**Data listing**:
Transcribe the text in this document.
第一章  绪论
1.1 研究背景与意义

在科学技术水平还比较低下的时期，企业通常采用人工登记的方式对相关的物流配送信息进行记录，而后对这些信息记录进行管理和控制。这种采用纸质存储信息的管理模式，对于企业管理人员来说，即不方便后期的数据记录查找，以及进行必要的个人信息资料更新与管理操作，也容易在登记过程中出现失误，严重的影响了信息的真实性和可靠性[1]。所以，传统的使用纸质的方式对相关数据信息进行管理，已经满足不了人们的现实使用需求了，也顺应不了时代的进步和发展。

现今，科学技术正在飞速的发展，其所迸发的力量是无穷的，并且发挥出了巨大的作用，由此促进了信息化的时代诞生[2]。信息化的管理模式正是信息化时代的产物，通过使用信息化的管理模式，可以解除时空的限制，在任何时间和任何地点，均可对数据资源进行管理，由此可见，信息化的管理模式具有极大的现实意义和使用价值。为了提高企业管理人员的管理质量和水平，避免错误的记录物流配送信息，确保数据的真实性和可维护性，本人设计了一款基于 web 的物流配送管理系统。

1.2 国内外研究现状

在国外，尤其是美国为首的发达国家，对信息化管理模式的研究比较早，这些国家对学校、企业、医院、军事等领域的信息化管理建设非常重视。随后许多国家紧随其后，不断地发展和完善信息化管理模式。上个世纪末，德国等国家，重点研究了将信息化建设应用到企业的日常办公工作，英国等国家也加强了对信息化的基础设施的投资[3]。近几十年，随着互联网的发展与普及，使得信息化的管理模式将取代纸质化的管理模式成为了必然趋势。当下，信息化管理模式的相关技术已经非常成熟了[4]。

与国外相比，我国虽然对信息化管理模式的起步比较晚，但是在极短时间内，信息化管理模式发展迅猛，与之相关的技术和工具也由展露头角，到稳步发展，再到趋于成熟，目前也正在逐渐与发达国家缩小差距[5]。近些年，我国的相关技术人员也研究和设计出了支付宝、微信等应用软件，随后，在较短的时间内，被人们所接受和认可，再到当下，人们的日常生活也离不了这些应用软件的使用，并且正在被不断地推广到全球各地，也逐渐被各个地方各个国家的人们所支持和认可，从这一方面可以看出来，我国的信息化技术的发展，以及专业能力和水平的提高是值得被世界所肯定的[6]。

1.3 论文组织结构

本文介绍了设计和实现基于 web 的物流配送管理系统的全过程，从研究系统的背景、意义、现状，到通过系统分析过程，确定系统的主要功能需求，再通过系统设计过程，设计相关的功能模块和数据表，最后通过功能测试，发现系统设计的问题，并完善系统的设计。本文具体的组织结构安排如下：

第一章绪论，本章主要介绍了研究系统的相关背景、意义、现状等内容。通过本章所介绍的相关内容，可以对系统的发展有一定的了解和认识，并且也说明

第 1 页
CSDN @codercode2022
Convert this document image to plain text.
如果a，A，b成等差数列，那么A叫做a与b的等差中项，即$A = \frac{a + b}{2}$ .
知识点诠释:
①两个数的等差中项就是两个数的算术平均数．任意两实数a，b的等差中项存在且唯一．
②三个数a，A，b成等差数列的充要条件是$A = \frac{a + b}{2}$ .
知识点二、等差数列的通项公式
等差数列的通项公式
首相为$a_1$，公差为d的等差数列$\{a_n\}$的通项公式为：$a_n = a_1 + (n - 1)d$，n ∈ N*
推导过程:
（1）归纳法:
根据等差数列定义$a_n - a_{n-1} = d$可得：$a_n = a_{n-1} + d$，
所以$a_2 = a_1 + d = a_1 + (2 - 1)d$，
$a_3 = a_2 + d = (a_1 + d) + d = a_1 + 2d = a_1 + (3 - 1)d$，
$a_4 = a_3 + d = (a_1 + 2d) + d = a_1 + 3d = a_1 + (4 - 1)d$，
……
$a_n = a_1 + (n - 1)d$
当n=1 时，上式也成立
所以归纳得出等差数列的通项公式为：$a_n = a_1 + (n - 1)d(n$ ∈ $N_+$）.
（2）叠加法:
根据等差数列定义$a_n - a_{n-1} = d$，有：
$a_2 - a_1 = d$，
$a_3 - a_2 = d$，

**Given task**:
Reply with one number: the count of lines in the entries that include the word "document".

**Solution to this exercise**:
2